** Selected passage **
____________

3 Ways to Add Pop Culture to PD Programs

June 18, 2018 By: Sharon Shuford

Pop culture, including art, entertainment, and culture, can give your conferences and professional development programs an added boost. Here are several tips for how to blend PD learning with modern-day appeal.

Many associations host annual meetings or conferences, but what separates the good from the bad often comes down to creativity, engagement, and experience. What successful professional development leaders have mastered is the art of conceptualizing conferences and programs that address their audiences and environments in meaningful ways.

PD leaders are experts at the science of attendee engagement and immersive learning, and they know their desired outcomes must mean moving away from traditional training to an emphasis on doing.

Pop culture is one way to accomplish this. By definition, pop culture is “generally recognized as a set of practices, beliefs, and objects that are dominant or ubiquitous in a society at a given point in time. Heavily influenced by mass media, this collection of ideas permeates the everyday lives of the society.”

Pop culture can be an engagement strategy to consider if you want to offer developmental learning programs that help your members prepare for the future. Using pop culture strategically in your programming can be a hook that pulls in attendees or helps them tap into creative or even transformational ideas.

Use of pop culture in programming can go far beyond pop-culture topics. Think of pop culture as “immersive”—a way to source material, provide meaningful content, and deliver memorable, developmental experiences to your attendees. Let’s look at three ways pop culture can impact your programs.

Sourcing Material

Before a conference, consider leveraging pop-culture technologies to identify leading voices. In other words, follow the followers. Twitter, Snapchat, YouTube, and other social media and online platforms can lead you to speakers and content that are relevant and respected in your industries.

On site, providing sessions where attendees have the freedom to explore issues and topics they identify, then have time to explore, share ideas, and resolve those issues or topics during small group or table-top discussion. In this type of scenario, session attendees can be asked to share their comments by reporting back from their table-top conversations to the general group. “Open space” sessions let attendees form and pick topics. “Conference weavers” give attendees the opportunity to decide their own conference track and find meaning at an individual level. These programming styles tap into the pop-culture sentiments of millennials, who are focused on experience and seek to share that experience outwardly.

Meaningful Content

When SITE Southeast went in search of a session to help event planners cope with changing learning environments and workspaces, they didn’t turn to peer planners. Instead, they went to design experts and immersed attendees in the experience of aligning workspace with creativity.

A two-part session was conceived, and each part was able to stand on its own. In part one, attendees learned about workplace trends in a changing global context, including new ways of working. Part two engaged attendees in group creativity exercises and let them experience firsthand how physical environments impact creativity. These sessions relied on pop-culture trends that stymied SITE Southeast members’ notions of what meeting spaces should look like.

Members were also called on to develop new scenarios and settings for meetings, helping to put what they learned to immediate use.

____________

[Stored data entries]

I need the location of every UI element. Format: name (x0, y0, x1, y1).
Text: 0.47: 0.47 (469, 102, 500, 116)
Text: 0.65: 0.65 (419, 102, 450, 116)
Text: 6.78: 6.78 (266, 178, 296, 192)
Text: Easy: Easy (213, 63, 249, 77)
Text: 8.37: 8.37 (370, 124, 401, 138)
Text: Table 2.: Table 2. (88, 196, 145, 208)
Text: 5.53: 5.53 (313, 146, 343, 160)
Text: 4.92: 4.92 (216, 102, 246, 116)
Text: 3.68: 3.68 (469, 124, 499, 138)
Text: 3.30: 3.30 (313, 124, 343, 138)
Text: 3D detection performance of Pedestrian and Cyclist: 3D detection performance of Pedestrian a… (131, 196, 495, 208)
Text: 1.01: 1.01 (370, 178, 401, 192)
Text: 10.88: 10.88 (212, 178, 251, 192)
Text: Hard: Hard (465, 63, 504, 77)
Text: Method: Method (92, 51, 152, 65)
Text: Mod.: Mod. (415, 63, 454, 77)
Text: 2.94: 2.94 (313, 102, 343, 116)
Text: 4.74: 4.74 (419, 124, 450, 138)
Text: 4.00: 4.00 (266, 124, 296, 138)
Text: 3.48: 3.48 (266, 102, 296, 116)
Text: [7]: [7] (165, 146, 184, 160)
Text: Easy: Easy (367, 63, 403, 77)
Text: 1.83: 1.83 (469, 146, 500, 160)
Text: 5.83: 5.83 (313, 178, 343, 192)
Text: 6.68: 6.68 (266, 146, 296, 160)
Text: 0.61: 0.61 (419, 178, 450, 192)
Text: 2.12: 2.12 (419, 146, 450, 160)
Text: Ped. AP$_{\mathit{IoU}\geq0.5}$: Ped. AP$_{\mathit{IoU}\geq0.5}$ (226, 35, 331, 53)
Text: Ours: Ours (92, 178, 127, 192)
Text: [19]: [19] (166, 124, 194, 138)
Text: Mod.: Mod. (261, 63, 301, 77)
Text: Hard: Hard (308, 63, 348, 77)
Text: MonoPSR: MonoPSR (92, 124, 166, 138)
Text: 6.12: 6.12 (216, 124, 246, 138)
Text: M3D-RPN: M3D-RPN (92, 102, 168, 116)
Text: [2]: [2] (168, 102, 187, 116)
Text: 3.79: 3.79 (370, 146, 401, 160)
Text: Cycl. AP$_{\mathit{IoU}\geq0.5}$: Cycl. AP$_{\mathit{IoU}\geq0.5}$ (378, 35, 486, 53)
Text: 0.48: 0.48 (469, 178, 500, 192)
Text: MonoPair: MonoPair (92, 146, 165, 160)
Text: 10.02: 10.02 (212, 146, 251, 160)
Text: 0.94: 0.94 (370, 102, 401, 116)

____________

** Activity list **
• 1. Decide whether each statement below agrees with the article on pop culture in PD programs. Answer yes or no for each, and quote the words from the article that settle it.
(a) SITE Southeast looked to peer planners for a session on changing learning environments and workspaces.
(b) Each part of the two-part session could stand on its own.
(c) "Open space" sessions let attendees form and pick topics.
• 2. Write the next part of the article on pop culture in PD programs, picking up after its final sentence.

** Expected results **
• 1.
(a) No: "they didn’t turn to peer planners. Instead, they went to design experts"
(b) Yes: "each part was able to stand on its own"
(c) Yes: "“Open space” sessions let attendees form and pick topics."

• 2.
Delivering Content

Conference and event techniques like gamification, open spaces, TED Talks, and other formats are now ubiquitous. Their origins can be traced to pop culture, especially that of the younger generations that spawned them.

When you consider the popularity of online learning on platforms like YouTube, and the evolution and speed of online dating, it’s not surprising that these event styles and content formats are now growing in popularity.

Associations are increasingly dedicating session time and event space to meeting new and emerging generational habits. Learning or innovation cafes make for informal spaces where paired professionals can meet. Ignite sessions emphasize content that’s fast-paced, informative, and inclusive of multiple speakers in the time that it usually takes to host one session.

Using pop culture strategically in your programming can be a hook that pulls in attendees or helps them tap into creative or even transformational ideas.

Holistic Programming

With creative use of pop culture, the lines between sourcing, content, and delivery frequently blur into immersive holistic sessions and programming.

For example, the Green Meetings Industry Council used contemporary music to address a host of issues facing the association while also delivering an important message to attendees. GMIC was experiencing a widening rift between membership factions. The resulting discord threatened to undermine the association. GMIC wanted to develop a session with a clear takeaway: How to deliver the sustainability story to audiences to bring attention and support to the work of the association.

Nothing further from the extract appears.